→ **Task brief**
Give back the entire listing verbatim.

→ **Material to process**

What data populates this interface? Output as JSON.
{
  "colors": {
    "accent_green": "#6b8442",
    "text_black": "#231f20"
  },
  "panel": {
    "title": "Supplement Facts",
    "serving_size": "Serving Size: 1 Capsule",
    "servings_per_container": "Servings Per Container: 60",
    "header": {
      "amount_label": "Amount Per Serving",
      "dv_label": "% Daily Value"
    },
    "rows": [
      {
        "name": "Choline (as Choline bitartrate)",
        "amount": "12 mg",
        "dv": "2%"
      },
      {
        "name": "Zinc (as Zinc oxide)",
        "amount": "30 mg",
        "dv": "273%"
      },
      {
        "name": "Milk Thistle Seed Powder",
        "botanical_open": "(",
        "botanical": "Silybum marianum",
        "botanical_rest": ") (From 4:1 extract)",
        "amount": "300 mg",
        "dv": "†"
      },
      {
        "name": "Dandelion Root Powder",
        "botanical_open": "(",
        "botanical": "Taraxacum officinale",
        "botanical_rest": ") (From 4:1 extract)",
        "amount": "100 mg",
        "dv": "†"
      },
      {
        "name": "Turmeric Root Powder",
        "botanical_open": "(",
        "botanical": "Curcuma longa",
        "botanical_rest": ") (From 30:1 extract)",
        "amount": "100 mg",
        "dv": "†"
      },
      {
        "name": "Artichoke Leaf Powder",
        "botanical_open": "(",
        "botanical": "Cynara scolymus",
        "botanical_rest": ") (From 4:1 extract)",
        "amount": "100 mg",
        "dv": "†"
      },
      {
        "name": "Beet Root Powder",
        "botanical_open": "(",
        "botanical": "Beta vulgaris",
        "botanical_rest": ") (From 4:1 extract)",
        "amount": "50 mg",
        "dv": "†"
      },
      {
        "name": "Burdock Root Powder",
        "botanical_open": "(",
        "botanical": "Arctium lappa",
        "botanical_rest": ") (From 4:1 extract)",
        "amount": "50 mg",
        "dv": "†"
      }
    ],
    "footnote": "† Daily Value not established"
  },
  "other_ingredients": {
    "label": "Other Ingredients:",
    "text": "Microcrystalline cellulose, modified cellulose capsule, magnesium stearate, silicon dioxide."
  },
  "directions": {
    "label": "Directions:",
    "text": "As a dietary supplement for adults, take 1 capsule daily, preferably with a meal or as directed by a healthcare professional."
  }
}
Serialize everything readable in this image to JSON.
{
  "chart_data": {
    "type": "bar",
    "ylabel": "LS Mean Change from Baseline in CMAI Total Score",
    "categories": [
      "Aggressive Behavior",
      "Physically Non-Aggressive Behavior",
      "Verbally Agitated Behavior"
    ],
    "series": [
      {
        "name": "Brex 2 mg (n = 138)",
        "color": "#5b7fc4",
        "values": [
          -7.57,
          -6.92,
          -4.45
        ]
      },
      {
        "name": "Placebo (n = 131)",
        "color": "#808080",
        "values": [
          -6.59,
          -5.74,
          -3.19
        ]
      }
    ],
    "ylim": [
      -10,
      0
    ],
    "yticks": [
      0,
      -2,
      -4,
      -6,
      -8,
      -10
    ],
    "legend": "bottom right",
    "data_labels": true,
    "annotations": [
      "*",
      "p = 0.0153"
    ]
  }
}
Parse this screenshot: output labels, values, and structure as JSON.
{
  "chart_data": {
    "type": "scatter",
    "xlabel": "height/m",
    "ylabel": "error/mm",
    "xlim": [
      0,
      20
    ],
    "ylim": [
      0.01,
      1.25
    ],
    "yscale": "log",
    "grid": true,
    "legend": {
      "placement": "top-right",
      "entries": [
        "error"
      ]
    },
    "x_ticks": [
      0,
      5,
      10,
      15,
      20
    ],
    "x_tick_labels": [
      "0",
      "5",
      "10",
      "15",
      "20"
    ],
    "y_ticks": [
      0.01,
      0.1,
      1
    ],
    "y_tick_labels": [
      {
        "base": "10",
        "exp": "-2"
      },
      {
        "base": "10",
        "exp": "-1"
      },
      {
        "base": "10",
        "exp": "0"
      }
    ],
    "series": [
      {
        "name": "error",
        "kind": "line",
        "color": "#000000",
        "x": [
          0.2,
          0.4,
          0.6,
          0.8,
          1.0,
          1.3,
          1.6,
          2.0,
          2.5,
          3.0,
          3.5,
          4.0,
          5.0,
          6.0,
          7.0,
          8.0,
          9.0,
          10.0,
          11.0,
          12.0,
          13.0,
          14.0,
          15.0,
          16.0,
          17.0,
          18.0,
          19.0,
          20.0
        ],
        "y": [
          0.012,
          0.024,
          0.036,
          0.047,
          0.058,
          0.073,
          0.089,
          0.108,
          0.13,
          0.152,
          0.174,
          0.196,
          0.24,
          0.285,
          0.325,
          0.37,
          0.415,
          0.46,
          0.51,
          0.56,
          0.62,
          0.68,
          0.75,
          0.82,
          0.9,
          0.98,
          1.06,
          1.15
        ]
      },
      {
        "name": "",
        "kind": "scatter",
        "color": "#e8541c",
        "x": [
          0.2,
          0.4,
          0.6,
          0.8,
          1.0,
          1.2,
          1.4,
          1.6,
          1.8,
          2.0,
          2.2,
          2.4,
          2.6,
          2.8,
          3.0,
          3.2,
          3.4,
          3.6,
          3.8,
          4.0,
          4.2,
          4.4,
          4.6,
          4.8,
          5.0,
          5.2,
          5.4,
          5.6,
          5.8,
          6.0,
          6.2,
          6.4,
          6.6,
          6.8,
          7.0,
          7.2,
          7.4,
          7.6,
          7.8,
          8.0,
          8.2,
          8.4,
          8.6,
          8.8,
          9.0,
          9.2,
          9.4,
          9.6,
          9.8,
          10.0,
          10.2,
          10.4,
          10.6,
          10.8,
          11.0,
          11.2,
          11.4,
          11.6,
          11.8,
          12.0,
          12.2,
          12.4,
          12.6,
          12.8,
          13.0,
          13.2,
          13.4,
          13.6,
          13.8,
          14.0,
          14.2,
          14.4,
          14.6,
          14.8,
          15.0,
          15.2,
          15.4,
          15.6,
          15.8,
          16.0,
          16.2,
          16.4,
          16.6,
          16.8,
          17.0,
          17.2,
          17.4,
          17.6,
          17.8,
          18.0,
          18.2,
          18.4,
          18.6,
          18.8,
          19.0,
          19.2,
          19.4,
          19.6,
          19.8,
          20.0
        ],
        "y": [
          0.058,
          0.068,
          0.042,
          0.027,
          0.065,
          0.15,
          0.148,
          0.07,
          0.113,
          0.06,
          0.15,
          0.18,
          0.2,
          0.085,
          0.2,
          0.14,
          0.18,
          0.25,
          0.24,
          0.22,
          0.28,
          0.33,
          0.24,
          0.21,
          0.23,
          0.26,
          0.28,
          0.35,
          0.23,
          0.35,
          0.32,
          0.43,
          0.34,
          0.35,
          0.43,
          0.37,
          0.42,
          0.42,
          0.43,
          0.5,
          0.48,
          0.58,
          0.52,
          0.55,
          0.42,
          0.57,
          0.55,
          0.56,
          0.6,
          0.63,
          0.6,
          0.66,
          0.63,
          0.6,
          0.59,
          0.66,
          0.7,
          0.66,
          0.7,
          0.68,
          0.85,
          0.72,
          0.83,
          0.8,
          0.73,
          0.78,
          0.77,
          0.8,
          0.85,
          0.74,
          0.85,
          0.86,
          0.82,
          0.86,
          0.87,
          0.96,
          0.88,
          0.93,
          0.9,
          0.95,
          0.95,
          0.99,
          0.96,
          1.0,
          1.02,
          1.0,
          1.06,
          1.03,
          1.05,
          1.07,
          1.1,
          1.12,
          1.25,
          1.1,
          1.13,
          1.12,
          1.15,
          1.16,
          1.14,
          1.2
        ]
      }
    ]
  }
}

→ **Solution**
What data populates this interface? Output as JSON.
{
  "colors": {
    "accent_green": "#6b8442",
    "text_black": "#231f20"
  },
  "panel": {
    "title": "Supplement Facts",
    "serving_size": "Serving Size: 1 Capsule",
    "servings_per_container": "Servings Per Container: 60",
    "header": {
      "amount_label": "Amount Per Serving",
      "dv_label": "% Daily Value"
    },
    "rows": [
      {
        "name": "Choline (as Choline bitartrate)",
        "amount": "12 mg",
        "dv": "2%"
      },
      {
        "name": "Zinc (as Zinc oxide)",
        "amount": "30 mg",
        "dv": "273%"
      },
      {
        "name": "Milk Thistle Seed Powder",
        "botanical_open": "(",
        "botanical": "Silybum marianum",
        "botanical_rest": ") (From 4:1 extract)",
        "amount": "300 mg",
        "dv": "†"
      },
      {
        "name": "Dandelion Root Powder",
        "botanical_open": "(",
        "botanical": "Taraxacum officinale",
        "botanical_rest": ") (From 4:1 extract)",
        "amount": "100 mg",
        "dv": "†"
      },
      {
        "name": "Turmeric Root Powder",
        "botanical_open": "(",
        "botanical": "Curcuma longa",
        "botanical_rest": ") (From 30:1 extract)",
        "amount": "100 mg",
        "dv": "†"
      },
      {
        "name": "Artichoke Leaf Powder",
        "botanical_open": "(",
        "botanical": "Cynara scolymus",
        "botanical_rest": ") (From 4:1 extract)",
        "amount": "100 mg",
        "dv": "†"
      },
      {
        "name": "Beet Root Powder",
        "botanical_open": "(",
        "botanical": "Beta vulgaris",
        "botanical_rest": ") (From 4:1 extract)",
        "amount": "50 mg",
        "dv": "†"
      },
      {
        "name": "Burdock Root Powder",
        "botanical_open": "(",
        "botanical": "Arctium lappa",
        "botanical_rest": ") (From 4:1 extract)",
        "amount": "50 mg",
        "dv": "†"
      }
    ],
    "footnote": "† Daily Value not established"
  },
  "other_ingredients": {
    "label": "Other Ingredients:",
    "text": "Microcrystalline cellulose, modified cellulose capsule, magnesium stearate, silicon dioxide."
  },
  "directions": {
    "label": "Directions:",
    "text": "As a dietary supplement for adults, take 1 capsule daily, preferably with a meal or as directed by a healthcare professional."
  }
}
Serialize everything readable in this image to JSON.
{
  "chart_data": {
    "type": "bar",
    "ylabel": "LS Mean Change from Baseline in CMAI Total Score",
    "categories": [
      "Aggressive Behavior",
      "Physically Non-Aggressive Behavior",
      "Verbally Agitated Behavior"
    ],
    "series": [
      {
        "name": "Brex 2 mg (n = 138)",
        "color": "#5b7fc4",
        "values": [
          -7.57,
          -6.92,
          -4.45
        ]
      },
      {
        "name": "Placebo (n = 131)",
        "color": "#808080",
        "values": [
          -6.59,
          -5.74,
          -3.19
        ]
      }
    ],
    "ylim": [
      -10,
      0
    ],
    "yticks": [
      0,
      -2,
      -4,
      -6,
      -8,
      -10
    ],
    "legend": "bottom right",
    "data_labels": true,
    "annotations": [
      "*",
      "p = 0.0153"
    ]
  }
}
Parse this screenshot: output labels, values, and structure as JSON.
{
  "chart_data": {
    "type": "scatter",
    "xlabel": "height/m",
    "ylabel": "error/mm",
    "xlim": [
      0,
      20
    ],
    "ylim": [
      0.01,
      1.25
    ],
    "yscale": "log",
    "grid": true,
    "legend": {
      "placement": "top-right",
      "entries": [
        "error"
      ]
    },
    "x_ticks": [
      0,
      5,
      10,
      15,
      20
    ],
    "x_tick_labels": [
      "0",
      "5",
      "10",
      "15",
      "20"
    ],
    "y_ticks": [
      0.01,
      0.1,
      1
    ],
    "y_tick_labels": [
      {
        "base": "10",
        "exp": "-2"
      },
      {
        "base": "10",
        "exp": "-1"
      },
      {
        "base": "10",
        "exp": "0"
      }
    ],
    "series": [
      {
        "name": "error",
        "kind": "line",
        "color": "#000000",
        "x": [
          0.2,
          0.4,
          0.6,
          0.8,
          1.0,
          1.3,
          1.6,
          2.0,
          2.5,
          3.0,
          3.5,
          4.0,
          5.0,
          6.0,
          7.0,
          8.0,
          9.0,
          10.0,
          11.0,
          12.0,
          13.0,
          14.0,
          15.0,
          16.0,
          17.0,
          18.0,
          19.0,
          20.0
        ],
        "y": [
          0.012,
          0.024,
          0.036,
          0.047,
          0.058,
          0.073,
          0.089,
          0.108,
          0.13,
          0.152,
          0.174,
          0.196,
          0.24,
          0.285,
          0.325,
          0.37,
          0.415,
          0.46,
          0.51,
          0.56,
          0.62,
          0.68,
          0.75,
          0.82,
          0.9,
          0.98,
          1.06,
          1.15
        ]
      },
      {
        "name": "",
        "kind": "scatter",
        "color": "#e8541c",
        "x": [
          0.2,
          0.4,
          0.6,
          0.8,
          1.0,
          1.2,
          1.4,
          1.6,
          1.8,
          2.0,
          2.2,
          2.4,
          2.6,
          2.8,
          3.0,
          3.2,
          3.4,
          3.6,
          3.8,
          4.0,
          4.2,
          4.4,
          4.6,
          4.8,
          5.0,
          5.2,
          5.4,
          5.6,
          5.8,
          6.0,
          6.2,
          6.4,
          6.6,
          6.8,
          7.0,
          7.2,
          7.4,
          7.6,
          7.8,
          8.0,
          8.2,
          8.4,
          8.6,
          8.8,
          9.0,
          9.2,
          9.4,
          9.6,
          9.8,
          10.0,
          10.2,
          10.4,
          10.6,
          10.8,
          11.0,
          11.2,
          11.4,
          11.6,
          11.8,
          12.0,
          12.2,
          12.4,
          12.6,
          12.8,
          13.0,
          13.2,
          13.4,
          13.6,
          13.8,
          14.0,
          14.2,
          14.4,
          14.6,
          14.8,
          15.0,
          15.2,
          15.4,
          15.6,
          15.8,
          16.0,
          16.2,
          16.4,
          16.6,
          16.8,
          17.0,
          17.2,
          17.4,
          17.6,
          17.8,
          18.0,
          18.2,
          18.4,
          18.6,
          18.8,
          19.0,
          19.2,
          19.4,
          19.6,
          19.8,
          20.0
        ],
        "y": [
          0.058,
          0.068,
          0.042,
          0.027,
          0.065,
          0.15,
          0.148,
          0.07,
          0.113,
          0.06,
          0.15,
          0.18,
          0.2,
          0.085,
          0.2,
          0.14,
          0.18,
          0.25,
          0.24,
          0.22,
          0.28,
          0.33,
          0.24,
          0.21,
          0.23,
          0.26,
          0.28,
          0.35,
          0.23,
          0.35,
          0.32,
          0.43,
          0.34,
          0.35,
          0.43,
          0.37,
          0.42,
          0.42,
          0.43,
          0.5,
          0.48,
          0.58,
          0.52,
          0.55,
          0.42,
          0.57,
          0.55,
          0.56,
          0.6,
          0.63,
          0.6,
          0.66,
          0.63,
          0.6,
          0.59,
          0.66,
          0.7,
          0.66,
          0.7,
          0.68,
          0.85,
          0.72,
          0.83,
          0.8,
          0.73,
          0.78,
          0.77,
          0.8,
          0.85,
          0.74,
          0.85,
          0.86,
          0.82,
          0.86,
          0.87,
          0.96,
          0.88,
          0.93,
          0.9,
          0.95,
          0.95,
          0.99,
          0.96,
          1.0,
          1.02,
          1.0,
          1.06,
          1.03,
          1.05,
          1.07,
          1.1,
          1.12,
          1.25,
          1.1,
          1.13,
          1.12,
          1.15,
          1.16,
          1.14,
          1.2
        ]
      }
    ]
  }
}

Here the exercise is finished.